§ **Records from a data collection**
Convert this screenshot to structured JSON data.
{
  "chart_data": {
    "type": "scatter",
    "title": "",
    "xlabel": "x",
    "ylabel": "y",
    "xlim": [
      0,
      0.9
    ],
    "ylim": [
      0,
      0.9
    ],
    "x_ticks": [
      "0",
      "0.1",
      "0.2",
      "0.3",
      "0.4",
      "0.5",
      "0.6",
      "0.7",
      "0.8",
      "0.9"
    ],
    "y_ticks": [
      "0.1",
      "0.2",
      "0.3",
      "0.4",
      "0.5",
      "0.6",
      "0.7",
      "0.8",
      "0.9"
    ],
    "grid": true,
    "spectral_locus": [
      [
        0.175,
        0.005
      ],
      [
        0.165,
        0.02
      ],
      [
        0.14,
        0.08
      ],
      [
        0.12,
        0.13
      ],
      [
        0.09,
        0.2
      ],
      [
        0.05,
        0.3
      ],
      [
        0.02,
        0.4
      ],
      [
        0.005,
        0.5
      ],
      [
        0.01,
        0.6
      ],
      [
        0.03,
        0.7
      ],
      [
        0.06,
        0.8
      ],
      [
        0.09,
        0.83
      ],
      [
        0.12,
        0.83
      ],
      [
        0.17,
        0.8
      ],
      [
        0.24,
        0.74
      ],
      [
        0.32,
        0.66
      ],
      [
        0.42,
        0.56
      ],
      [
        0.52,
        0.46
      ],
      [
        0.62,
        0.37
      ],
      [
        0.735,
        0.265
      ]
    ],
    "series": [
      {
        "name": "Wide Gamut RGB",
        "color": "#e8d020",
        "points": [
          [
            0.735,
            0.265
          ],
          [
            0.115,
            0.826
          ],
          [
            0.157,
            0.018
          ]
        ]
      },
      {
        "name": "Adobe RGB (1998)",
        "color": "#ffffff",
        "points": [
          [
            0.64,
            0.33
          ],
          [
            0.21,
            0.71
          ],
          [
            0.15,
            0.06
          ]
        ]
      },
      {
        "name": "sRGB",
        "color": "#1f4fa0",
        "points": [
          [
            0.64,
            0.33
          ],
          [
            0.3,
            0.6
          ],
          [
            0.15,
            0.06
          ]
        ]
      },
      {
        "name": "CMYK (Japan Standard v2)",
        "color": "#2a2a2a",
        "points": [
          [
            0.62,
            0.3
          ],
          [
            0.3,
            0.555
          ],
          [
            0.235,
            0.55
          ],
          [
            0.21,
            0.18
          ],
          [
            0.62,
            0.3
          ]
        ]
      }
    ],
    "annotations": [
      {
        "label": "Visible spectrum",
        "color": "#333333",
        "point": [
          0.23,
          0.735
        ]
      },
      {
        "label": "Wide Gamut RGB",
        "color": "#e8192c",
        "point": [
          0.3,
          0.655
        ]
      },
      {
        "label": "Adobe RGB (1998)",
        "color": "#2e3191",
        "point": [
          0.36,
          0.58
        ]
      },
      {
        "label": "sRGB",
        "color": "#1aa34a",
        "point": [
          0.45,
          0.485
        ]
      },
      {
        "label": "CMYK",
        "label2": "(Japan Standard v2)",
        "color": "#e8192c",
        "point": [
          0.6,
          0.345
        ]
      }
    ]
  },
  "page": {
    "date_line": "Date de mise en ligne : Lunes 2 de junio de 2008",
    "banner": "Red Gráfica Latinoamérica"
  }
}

§ **Stated task**
Return every entry verbatim.

§ **Correct output**
Convert this screenshot to structured JSON data.
{
  "chart_data": {
    "type": "scatter",
    "title": "",
    "xlabel": "x",
    "ylabel": "y",
    "xlim": [
      0,
      0.9
    ],
    "ylim": [
      0,
      0.9
    ],
    "x_ticks": [
      "0",
      "0.1",
      "0.2",
      "0.3",
      "0.4",
      "0.5",
      "0.6",
      "0.7",
      "0.8",
      "0.9"
    ],
    "y_ticks": [
      "0.1",
      "0.2",
      "0.3",
      "0.4",
      "0.5",
      "0.6",
      "0.7",
      "0.8",
      "0.9"
    ],
    "grid": true,
    "spectral_locus": [
      [
        0.175,
        0.005
      ],
      [
        0.165,
        0.02
      ],
      [
        0.14,
        0.08
      ],
      [
        0.12,
        0.13
      ],
      [
        0.09,
        0.2
      ],
      [
        0.05,
        0.3
      ],
      [
        0.02,
        0.4
      ],
      [
        0.005,
        0.5
      ],
      [
        0.01,
        0.6
      ],
      [
        0.03,
        0.7
      ],
      [
        0.06,
        0.8
      ],
      [
        0.09,
        0.83
      ],
      [
        0.12,
        0.83
      ],
      [
        0.17,
        0.8
      ],
      [
        0.24,
        0.74
      ],
      [
        0.32,
        0.66
      ],
      [
        0.42,
        0.56
      ],
      [
        0.52,
        0.46
      ],
      [
        0.62,
        0.37
      ],
      [
        0.735,
        0.265
      ]
    ],
    "series": [
      {
        "name": "Wide Gamut RGB",
        "color": "#e8d020",
        "points": [
          [
            0.735,
            0.265
          ],
          [
            0.115,
            0.826
          ],
          [
            0.157,
            0.018
          ]
        ]
      },
      {
        "name": "Adobe RGB (1998)",
        "color": "#ffffff",
        "points": [
          [
            0.64,
            0.33
          ],
          [
            0.21,
            0.71
          ],
          [
            0.15,
            0.06
          ]
        ]
      },
      {
        "name": "sRGB",
        "color": "#1f4fa0",
        "points": [
          [
            0.64,
            0.33
          ],
          [
            0.3,
            0.6
          ],
          [
            0.15,
            0.06
          ]
        ]
      },
      {
        "name": "CMYK (Japan Standard v2)",
        "color": "#2a2a2a",
        "points": [
          [
            0.62,
            0.3
          ],
          [
            0.3,
            0.555
          ],
          [
            0.235,
            0.55
          ],
          [
            0.21,
            0.18
          ],
          [
            0.62,
            0.3
          ]
        ]
      }
    ],
    "annotations": [
      {
        "label": "Visible spectrum",
        "color": "#333333",
        "point": [
          0.23,
          0.735
        ]
      },
      {
        "label": "Wide Gamut RGB",
        "color": "#e8192c",
        "point": [
          0.3,
          0.655
        ]
      },
      {
        "label": "Adobe RGB (1998)",
        "color": "#2e3191",
        "point": [
          0.36,
          0.58
        ]
      },
      {
        "label": "sRGB",
        "color": "#1aa34a",
        "point": [
          0.45,
          0.485
        ]
      },
      {
        "label": "CMYK",
        "label2": "(Japan Standard v2)",
        "color": "#e8192c",
        "point": [
          0.6,
          0.345
        ]
      }
    ]
  },
  "page": {
    "date_line": "Date de mise en ligne : Lunes 2 de junio de 2008",
    "banner": "Red Gráfica Latinoamérica"
  }
}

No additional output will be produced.